WHAT IS REQUIRED » Check every line below for the word "name" and show those that hold it.

[Data records]
☆ ☆ ☆ ☆ ☆

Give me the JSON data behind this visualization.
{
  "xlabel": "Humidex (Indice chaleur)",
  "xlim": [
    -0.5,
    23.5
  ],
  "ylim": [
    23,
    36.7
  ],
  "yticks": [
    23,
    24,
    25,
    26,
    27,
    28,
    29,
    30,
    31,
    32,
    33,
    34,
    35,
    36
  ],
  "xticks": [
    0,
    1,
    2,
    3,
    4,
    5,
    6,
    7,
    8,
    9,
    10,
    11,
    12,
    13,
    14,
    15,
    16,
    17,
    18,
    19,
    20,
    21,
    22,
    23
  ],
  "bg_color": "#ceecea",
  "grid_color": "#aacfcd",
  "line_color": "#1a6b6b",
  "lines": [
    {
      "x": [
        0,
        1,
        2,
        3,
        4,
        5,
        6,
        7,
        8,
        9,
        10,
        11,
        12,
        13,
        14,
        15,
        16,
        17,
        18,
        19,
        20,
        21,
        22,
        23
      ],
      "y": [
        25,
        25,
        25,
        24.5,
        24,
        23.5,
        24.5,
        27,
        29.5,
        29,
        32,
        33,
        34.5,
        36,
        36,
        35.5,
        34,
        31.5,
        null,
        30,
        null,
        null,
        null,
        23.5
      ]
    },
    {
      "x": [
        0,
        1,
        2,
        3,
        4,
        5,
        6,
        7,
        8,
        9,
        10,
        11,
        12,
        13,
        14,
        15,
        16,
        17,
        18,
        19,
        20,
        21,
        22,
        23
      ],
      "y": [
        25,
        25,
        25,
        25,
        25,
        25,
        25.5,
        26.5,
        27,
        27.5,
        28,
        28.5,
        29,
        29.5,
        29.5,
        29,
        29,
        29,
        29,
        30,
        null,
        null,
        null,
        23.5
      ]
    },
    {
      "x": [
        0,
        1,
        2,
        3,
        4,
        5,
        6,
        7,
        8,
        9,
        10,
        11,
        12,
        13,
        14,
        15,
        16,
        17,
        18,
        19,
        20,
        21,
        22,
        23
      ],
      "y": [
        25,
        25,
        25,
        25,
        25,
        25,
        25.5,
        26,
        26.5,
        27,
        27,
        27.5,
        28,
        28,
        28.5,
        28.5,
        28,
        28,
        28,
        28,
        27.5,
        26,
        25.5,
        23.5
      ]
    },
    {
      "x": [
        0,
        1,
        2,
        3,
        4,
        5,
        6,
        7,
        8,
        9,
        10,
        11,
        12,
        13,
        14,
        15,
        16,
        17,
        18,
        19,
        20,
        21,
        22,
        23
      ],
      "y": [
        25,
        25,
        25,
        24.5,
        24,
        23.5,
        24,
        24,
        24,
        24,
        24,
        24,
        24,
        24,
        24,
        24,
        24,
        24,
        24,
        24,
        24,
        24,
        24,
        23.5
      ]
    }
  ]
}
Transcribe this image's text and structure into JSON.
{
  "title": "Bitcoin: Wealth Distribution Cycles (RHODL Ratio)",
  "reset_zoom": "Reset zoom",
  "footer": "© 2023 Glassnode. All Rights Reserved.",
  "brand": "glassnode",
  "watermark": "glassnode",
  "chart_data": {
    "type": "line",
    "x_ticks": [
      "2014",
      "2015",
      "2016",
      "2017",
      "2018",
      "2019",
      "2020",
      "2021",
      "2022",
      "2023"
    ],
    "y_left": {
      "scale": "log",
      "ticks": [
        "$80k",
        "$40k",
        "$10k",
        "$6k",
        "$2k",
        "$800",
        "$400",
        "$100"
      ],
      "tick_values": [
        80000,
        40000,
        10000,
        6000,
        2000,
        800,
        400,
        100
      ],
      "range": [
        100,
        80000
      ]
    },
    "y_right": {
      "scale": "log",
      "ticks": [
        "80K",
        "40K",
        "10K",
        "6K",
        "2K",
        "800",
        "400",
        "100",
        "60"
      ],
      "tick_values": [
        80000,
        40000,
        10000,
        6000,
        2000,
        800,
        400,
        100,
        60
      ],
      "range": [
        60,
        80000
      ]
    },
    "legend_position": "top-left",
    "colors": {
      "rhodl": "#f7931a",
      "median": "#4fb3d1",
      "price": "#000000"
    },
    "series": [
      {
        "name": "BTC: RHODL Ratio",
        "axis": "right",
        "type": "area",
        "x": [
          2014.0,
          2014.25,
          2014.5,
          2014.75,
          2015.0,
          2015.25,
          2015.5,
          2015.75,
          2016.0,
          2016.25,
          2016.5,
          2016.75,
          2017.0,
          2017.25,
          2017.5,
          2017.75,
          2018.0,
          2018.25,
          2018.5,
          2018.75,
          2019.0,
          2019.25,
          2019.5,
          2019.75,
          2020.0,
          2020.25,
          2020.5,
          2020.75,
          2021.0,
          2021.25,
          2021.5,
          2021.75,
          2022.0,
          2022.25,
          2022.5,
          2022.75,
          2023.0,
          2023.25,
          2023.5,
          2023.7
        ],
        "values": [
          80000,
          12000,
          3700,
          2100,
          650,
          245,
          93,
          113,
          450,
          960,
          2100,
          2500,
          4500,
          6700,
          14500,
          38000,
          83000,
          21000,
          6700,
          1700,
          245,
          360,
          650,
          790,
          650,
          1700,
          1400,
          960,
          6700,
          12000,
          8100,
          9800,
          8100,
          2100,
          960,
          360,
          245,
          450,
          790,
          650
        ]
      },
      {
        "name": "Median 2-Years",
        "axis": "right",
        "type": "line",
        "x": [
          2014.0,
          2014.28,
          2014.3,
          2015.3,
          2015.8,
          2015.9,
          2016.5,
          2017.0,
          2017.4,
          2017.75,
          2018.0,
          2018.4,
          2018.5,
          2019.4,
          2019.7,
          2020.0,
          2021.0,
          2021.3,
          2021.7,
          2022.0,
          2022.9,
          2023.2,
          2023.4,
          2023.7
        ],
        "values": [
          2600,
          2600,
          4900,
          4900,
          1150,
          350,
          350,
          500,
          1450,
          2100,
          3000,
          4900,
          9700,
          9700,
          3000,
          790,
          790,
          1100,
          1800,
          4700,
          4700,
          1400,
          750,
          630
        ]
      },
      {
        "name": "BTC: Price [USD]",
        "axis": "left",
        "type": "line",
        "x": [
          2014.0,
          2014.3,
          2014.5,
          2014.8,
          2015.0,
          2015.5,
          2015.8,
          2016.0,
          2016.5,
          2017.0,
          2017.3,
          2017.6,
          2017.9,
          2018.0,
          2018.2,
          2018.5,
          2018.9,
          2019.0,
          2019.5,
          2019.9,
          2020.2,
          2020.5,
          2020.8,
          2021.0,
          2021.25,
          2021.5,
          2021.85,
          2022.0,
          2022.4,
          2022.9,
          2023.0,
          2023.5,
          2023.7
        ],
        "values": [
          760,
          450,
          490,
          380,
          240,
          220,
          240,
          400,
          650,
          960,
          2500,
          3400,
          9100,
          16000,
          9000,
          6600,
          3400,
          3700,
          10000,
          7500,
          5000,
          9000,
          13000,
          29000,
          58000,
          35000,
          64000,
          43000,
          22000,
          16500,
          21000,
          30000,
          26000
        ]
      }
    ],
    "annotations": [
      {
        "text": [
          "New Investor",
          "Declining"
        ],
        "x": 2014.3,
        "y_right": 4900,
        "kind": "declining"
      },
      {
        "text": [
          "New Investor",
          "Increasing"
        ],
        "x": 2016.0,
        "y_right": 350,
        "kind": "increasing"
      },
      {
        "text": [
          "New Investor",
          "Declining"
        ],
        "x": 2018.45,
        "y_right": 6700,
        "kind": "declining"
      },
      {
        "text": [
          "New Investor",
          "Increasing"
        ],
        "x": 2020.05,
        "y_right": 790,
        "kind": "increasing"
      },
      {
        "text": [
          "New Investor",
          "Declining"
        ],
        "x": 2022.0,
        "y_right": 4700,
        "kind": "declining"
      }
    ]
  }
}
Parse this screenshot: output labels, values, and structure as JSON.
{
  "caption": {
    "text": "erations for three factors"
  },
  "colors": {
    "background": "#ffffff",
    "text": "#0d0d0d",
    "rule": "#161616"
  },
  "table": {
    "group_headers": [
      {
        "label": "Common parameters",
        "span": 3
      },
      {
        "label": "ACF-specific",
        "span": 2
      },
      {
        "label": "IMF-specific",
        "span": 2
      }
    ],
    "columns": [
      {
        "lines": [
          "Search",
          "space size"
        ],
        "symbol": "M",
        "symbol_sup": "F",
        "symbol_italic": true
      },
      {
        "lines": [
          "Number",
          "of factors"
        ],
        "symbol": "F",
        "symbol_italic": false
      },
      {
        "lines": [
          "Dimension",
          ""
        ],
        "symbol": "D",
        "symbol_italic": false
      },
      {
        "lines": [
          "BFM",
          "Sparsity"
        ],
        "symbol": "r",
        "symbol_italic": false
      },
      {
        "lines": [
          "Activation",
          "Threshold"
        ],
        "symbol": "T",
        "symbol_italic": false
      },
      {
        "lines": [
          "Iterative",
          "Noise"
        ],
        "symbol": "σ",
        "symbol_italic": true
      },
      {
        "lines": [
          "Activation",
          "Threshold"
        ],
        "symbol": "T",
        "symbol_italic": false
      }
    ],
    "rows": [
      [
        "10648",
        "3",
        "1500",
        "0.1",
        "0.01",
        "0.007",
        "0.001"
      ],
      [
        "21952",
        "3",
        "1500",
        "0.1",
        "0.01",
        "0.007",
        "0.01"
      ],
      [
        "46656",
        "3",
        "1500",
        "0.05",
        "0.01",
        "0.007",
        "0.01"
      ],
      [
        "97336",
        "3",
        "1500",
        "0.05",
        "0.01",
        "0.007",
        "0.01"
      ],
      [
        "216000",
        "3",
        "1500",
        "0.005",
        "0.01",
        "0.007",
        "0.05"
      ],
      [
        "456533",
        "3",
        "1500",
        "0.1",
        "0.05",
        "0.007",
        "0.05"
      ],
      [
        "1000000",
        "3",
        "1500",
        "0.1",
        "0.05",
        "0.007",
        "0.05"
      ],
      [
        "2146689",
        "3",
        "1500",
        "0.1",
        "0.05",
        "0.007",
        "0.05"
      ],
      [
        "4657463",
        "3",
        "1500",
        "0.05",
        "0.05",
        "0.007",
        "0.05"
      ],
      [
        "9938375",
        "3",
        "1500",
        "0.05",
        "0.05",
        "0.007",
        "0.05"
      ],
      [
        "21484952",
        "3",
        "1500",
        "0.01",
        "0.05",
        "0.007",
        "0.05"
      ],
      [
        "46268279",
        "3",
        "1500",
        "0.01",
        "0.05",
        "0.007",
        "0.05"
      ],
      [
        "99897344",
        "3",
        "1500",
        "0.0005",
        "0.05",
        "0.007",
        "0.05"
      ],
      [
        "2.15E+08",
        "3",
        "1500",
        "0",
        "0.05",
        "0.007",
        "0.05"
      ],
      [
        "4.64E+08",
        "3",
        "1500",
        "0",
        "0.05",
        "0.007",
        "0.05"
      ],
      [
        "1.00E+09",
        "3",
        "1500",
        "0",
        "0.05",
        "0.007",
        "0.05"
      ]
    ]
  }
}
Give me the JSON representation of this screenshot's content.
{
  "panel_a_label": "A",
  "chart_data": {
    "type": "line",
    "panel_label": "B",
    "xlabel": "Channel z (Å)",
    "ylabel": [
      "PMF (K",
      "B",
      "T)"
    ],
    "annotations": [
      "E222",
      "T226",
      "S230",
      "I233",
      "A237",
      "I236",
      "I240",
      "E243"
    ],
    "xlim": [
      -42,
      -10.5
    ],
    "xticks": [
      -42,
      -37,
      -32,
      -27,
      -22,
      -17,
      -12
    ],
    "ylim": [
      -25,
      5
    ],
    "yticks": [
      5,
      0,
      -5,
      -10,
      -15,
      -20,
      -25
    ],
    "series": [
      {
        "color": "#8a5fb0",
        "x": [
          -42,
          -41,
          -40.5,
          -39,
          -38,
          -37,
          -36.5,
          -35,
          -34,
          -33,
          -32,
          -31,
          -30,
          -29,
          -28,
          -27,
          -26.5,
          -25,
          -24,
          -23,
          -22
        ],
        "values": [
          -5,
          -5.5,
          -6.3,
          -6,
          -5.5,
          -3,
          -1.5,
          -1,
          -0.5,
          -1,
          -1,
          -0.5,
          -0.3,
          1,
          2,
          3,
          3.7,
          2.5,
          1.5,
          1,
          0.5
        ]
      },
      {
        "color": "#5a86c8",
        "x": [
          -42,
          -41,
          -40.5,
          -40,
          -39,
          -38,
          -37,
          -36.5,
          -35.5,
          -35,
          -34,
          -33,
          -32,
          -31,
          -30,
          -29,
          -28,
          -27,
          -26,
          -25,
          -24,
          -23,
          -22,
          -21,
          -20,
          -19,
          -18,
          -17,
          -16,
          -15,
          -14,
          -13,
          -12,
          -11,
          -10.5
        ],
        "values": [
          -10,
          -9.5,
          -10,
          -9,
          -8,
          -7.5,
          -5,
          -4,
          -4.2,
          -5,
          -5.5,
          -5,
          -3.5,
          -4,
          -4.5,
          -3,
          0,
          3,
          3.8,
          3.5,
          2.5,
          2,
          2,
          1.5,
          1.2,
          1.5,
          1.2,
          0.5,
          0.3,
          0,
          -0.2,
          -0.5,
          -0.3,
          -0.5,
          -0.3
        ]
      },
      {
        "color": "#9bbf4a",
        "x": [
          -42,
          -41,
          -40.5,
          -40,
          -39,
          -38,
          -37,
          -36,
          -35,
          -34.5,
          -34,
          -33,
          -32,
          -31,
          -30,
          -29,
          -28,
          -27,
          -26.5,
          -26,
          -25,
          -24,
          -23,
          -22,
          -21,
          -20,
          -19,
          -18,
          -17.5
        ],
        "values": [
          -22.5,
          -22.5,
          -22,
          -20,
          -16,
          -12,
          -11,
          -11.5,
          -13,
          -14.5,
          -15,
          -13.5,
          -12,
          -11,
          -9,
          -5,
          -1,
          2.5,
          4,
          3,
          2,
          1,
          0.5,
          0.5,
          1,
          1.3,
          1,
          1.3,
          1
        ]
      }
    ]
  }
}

☆ ☆ ☆ ☆ ☆

SOLUTION TO THIS TASK »
        "name": "BTC: RHODL Ratio",
        "name": "Median 2-Years",
        "name": "BTC: Price [USD]",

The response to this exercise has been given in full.